→ Task to carry out: Reproduce the listing below word for word, keeping every line unchanged.

* Begin *

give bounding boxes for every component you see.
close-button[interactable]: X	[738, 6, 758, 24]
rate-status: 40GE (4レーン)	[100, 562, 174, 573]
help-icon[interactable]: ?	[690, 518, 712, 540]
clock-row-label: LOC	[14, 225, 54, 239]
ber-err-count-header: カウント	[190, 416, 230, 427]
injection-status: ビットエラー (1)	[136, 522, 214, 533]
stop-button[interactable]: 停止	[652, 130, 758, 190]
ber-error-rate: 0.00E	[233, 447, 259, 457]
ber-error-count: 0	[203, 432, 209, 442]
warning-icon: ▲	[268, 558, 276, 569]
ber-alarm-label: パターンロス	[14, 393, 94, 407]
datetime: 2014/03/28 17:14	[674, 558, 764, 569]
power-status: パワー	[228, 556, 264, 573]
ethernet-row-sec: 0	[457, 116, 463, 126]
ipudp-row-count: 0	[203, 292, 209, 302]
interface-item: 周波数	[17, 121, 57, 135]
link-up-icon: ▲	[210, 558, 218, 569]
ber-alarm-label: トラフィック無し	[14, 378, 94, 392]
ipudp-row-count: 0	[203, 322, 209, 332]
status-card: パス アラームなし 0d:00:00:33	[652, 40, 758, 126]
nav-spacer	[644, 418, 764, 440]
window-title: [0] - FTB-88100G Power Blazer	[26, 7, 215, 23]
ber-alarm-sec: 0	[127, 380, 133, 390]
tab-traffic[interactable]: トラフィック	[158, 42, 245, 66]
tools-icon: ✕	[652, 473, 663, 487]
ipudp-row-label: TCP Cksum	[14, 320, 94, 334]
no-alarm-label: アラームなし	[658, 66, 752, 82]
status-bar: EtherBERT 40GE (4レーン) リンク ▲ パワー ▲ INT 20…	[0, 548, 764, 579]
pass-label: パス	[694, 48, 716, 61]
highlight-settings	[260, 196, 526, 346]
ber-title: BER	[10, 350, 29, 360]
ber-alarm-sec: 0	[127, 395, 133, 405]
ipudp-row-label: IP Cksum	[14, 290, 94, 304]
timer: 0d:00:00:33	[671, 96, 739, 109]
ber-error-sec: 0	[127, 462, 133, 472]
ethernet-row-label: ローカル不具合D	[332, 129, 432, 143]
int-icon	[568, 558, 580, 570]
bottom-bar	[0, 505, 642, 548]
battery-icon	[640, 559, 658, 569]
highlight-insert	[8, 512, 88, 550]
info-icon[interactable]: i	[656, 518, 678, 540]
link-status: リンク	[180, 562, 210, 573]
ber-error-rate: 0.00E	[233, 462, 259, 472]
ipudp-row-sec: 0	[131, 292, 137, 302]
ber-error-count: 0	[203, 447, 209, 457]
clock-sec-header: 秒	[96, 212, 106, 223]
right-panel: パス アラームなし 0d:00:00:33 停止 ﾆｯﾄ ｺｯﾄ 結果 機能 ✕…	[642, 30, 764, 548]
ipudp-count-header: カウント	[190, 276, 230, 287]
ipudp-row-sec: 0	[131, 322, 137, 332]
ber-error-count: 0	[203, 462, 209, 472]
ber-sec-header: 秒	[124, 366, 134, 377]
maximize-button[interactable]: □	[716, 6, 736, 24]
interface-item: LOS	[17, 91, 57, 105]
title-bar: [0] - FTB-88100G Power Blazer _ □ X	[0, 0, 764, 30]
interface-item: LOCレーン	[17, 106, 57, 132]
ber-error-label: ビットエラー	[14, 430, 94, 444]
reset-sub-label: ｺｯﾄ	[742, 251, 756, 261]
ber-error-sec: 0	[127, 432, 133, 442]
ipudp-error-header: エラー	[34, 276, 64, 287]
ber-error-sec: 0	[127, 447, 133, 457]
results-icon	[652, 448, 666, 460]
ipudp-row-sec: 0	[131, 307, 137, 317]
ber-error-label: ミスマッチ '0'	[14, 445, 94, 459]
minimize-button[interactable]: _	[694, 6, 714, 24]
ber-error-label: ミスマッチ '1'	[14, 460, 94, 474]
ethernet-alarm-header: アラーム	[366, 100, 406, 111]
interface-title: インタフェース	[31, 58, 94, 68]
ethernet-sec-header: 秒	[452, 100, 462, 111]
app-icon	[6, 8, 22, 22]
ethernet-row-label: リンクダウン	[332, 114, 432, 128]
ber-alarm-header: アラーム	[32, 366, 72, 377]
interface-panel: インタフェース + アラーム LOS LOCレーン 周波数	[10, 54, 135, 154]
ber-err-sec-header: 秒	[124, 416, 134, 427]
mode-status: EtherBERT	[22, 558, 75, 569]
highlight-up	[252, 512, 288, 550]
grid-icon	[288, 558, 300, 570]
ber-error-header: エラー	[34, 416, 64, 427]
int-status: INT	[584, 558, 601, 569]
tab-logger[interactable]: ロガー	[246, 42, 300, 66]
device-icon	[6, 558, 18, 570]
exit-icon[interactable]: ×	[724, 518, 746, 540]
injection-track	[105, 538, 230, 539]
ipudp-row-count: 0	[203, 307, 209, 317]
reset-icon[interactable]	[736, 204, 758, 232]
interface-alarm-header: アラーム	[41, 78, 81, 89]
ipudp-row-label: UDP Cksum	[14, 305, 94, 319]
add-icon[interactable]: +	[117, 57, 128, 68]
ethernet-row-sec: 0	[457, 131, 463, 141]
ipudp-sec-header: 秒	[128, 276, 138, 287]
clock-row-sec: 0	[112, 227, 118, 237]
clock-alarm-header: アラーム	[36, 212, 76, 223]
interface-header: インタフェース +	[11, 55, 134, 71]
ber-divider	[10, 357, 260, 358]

* End *

→ Solution:
give bounding boxes for every component you see.
close-button[interactable]: X	[738, 6, 758, 24]
rate-status: 40GE (4レーン)	[100, 562, 174, 573]
help-icon[interactable]: ?	[690, 518, 712, 540]
clock-row-label: LOC	[14, 225, 54, 239]
ber-err-count-header: カウント	[190, 416, 230, 427]
injection-status: ビットエラー (1)	[136, 522, 214, 533]
stop-button[interactable]: 停止	[652, 130, 758, 190]
ber-error-rate: 0.00E	[233, 447, 259, 457]
ber-error-count: 0	[203, 432, 209, 442]
warning-icon: ▲	[268, 558, 276, 569]
ber-alarm-label: パターンロス	[14, 393, 94, 407]
datetime: 2014/03/28 17:14	[674, 558, 764, 569]
power-status: パワー	[228, 556, 264, 573]
ethernet-row-sec: 0	[457, 116, 463, 126]
ipudp-row-count: 0	[203, 292, 209, 302]
interface-item: 周波数	[17, 121, 57, 135]
link-up-icon: ▲	[210, 558, 218, 569]
ber-alarm-label: トラフィック無し	[14, 378, 94, 392]
ipudp-row-count: 0	[203, 322, 209, 332]
status-card: パス アラームなし 0d:00:00:33	[652, 40, 758, 126]
nav-spacer	[644, 418, 764, 440]
window-title: [0] - FTB-88100G Power Blazer	[26, 7, 215, 23]
ber-alarm-sec: 0	[127, 380, 133, 390]
tab-traffic[interactable]: トラフィック	[158, 42, 245, 66]
tools-icon: ✕	[652, 473, 663, 487]
ipudp-row-label: TCP Cksum	[14, 320, 94, 334]
no-alarm-label: アラームなし	[658, 66, 752, 82]
status-bar: EtherBERT 40GE (4レーン) リンク ▲ パワー ▲ INT 20…	[0, 548, 764, 579]
pass-label: パス	[694, 48, 716, 61]
highlight-settings	[260, 196, 526, 346]
ber-title: BER	[10, 350, 29, 360]
ber-alarm-sec: 0	[127, 395, 133, 405]
ipudp-row-label: IP Cksum	[14, 290, 94, 304]
timer: 0d:00:00:33	[671, 96, 739, 109]
ber-error-sec: 0	[127, 462, 133, 472]
ethernet-row-label: ローカル不具合D	[332, 129, 432, 143]
int-icon	[568, 558, 580, 570]
bottom-bar	[0, 505, 642, 548]
battery-icon	[640, 559, 658, 569]
highlight-insert	[8, 512, 88, 550]
info-icon[interactable]: i	[656, 518, 678, 540]
link-status: リンク	[180, 562, 210, 573]
ber-error-rate: 0.00E	[233, 462, 259, 472]
ipudp-row-sec: 0	[131, 292, 137, 302]
ber-error-count: 0	[203, 447, 209, 457]
clock-sec-header: 秒	[96, 212, 106, 223]
right-panel: パス アラームなし 0d:00:00:33 停止 ﾆｯﾄ ｺｯﾄ 結果 機能 ✕…	[642, 30, 764, 548]
ipudp-count-header: カウント	[190, 276, 230, 287]
ipudp-row-sec: 0	[131, 322, 137, 332]
ber-error-count: 0	[203, 462, 209, 472]
ber-sec-header: 秒	[124, 366, 134, 377]
maximize-button[interactable]: □	[716, 6, 736, 24]
interface-item: LOS	[17, 91, 57, 105]
title-bar: [0] - FTB-88100G Power Blazer _ □ X	[0, 0, 764, 30]
interface-item: LOCレーン	[17, 106, 57, 132]
ber-error-label: ビットエラー	[14, 430, 94, 444]
reset-sub-label: ｺｯﾄ	[742, 251, 756, 261]
ber-error-sec: 0	[127, 432, 133, 442]
ipudp-error-header: エラー	[34, 276, 64, 287]
ber-error-sec: 0	[127, 447, 133, 457]
results-icon	[652, 448, 666, 460]
ipudp-row-sec: 0	[131, 307, 137, 317]
ber-error-label: ミスマッチ '0'	[14, 445, 94, 459]
minimize-button[interactable]: _	[694, 6, 714, 24]
ber-error-label: ミスマッチ '1'	[14, 460, 94, 474]
ethernet-alarm-header: アラーム	[366, 100, 406, 111]
interface-title: インタフェース	[31, 58, 94, 68]
ethernet-sec-header: 秒	[452, 100, 462, 111]
app-icon	[6, 8, 22, 22]
ethernet-row-label: リンクダウン	[332, 114, 432, 128]
ber-alarm-header: アラーム	[32, 366, 72, 377]
interface-panel: インタフェース + アラーム LOS LOCレーン 周波数	[10, 54, 135, 154]
ber-err-sec-header: 秒	[124, 416, 134, 427]
mode-status: EtherBERT	[22, 558, 75, 569]
highlight-up	[252, 512, 288, 550]
grid-icon	[288, 558, 300, 570]
ber-error-header: エラー	[34, 416, 64, 427]
int-status: INT	[584, 558, 601, 569]
tab-logger[interactable]: ロガー	[246, 42, 300, 66]
device-icon	[6, 558, 18, 570]
exit-icon[interactable]: ×	[724, 518, 746, 540]
injection-track	[105, 538, 230, 539]
ipudp-row-count: 0	[203, 307, 209, 317]
reset-icon[interactable]	[736, 204, 758, 232]
interface-alarm-header: アラーム	[41, 78, 81, 89]
ipudp-row-label: UDP Cksum	[14, 305, 94, 319]
add-icon[interactable]: +	[117, 57, 128, 68]
ethernet-row-sec: 0	[457, 131, 463, 141]
ipudp-sec-header: 秒	[128, 276, 138, 287]
clock-row-sec: 0	[112, 227, 118, 237]
clock-alarm-header: アラーム	[36, 212, 76, 223]
interface-header: インタフェース +	[11, 55, 134, 71]
ber-divider	[10, 357, 260, 358]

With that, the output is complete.